-- START Page extract --

Contents
Physics Topics cover a broad range of concepts that are essential to understanding the natural world.
Electric Field Intensity : Formulas, Properties and Solved Examples
Electric field: The space around any electric charge in which its influence can be felt, so that any other charge in that region is acted upon by a force, is known as the electric field
of that charge.
Theoretically, the field extends up to infinity, but limited sensitivity of detecting instruments predicts that a charge exerts its influence (force of attraction or repulsion) only over a limited region.
Intensity of on electric field: The intensity or strength of an electric field at any point in the field Is the force experienced by a unit positive charge placed at that point.
Obviously, intensity of an electric field is a vector quantity. The direction of intensity is given by the direction of force acting on the positive charge. An electric field may be generated due to more than one charge. Intensity at a point in such an electric field is determined by calculating the field at that point due to all the charges individually and then the resultant of all the field strengths are found out by rcctor addition. The intensity or
strength of the electric field at a point is generally denoted by the letter \(\vec{E}\). Often it is simply called an ‘electric field \(\vec{E}\)‘.

-- END Page extract --
-- START Dataset rows --

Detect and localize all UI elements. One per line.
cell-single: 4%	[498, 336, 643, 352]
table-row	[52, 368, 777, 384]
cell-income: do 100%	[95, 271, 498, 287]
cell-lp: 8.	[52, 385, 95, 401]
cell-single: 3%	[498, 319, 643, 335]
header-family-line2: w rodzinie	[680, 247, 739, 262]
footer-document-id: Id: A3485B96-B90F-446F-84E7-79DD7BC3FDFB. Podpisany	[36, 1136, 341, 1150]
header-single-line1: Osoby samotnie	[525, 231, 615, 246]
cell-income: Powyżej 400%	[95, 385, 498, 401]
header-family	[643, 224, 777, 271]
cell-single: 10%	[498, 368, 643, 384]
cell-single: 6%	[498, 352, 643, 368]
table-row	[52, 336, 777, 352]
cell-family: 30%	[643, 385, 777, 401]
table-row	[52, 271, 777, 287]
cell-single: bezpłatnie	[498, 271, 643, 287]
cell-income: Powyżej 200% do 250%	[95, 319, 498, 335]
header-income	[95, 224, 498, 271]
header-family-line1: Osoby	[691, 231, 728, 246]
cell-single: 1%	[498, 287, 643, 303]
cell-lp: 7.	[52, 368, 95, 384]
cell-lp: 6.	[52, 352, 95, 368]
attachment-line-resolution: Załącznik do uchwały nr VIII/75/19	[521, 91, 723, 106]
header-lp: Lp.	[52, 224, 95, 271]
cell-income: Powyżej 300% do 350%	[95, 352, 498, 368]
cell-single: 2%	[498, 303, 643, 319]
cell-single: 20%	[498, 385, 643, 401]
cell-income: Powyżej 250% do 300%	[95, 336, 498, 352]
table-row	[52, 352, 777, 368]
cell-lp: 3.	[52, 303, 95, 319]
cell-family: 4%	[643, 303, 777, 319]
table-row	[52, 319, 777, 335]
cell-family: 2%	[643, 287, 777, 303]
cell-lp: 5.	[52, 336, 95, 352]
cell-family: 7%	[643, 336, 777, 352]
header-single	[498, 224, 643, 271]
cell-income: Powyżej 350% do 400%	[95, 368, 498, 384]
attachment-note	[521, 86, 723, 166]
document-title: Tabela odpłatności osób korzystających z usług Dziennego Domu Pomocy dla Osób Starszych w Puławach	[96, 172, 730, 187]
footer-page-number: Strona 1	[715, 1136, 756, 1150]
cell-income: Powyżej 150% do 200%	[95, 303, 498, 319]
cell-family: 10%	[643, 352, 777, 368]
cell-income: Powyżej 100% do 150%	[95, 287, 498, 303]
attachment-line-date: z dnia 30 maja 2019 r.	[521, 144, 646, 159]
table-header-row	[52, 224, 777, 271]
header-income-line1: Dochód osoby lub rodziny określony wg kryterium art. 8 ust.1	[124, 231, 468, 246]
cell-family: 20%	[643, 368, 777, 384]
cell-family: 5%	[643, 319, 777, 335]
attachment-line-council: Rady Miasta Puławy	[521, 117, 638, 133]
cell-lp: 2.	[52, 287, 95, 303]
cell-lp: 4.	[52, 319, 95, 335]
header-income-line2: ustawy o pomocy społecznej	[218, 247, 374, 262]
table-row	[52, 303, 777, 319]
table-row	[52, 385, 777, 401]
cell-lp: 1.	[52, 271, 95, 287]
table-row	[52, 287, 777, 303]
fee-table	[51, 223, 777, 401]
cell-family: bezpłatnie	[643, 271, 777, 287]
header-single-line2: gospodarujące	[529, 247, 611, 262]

-- END Dataset rows --

[Jobs]
A - From the electric field intensity page, return the text word for word, beginning at the words "Electric Field Intensity" and stopping after "at that point.".
B - According to the electric field intensity page, why is a charge said to exert its influence only over a limited region even though its field theoretically extends to infinity? Answer in one to three sentences.

[Results]
A -
Electric Field Intensity : Formulas, Properties and Solved Examples
Electric field: The space around any electric charge in which its influence can be felt, so that any other charge in that region is acted upon by a force, is known as the electric field
of that charge.
Theoretically, the field extends up to infinity, but limited sensitivity of detecting instruments predicts that a charge exerts its influence (force of attraction or repulsion) only over a limited region.
Intensity of on electric field: The intensity or strength of an electric field at any point in the field Is the force experienced by a unit positive charge placed at that point.

B - Detecting instruments have limited sensitivity. So although the field theoretically reaches infinity, a charge's force of attraction or repulsion can be detected only over a limited region.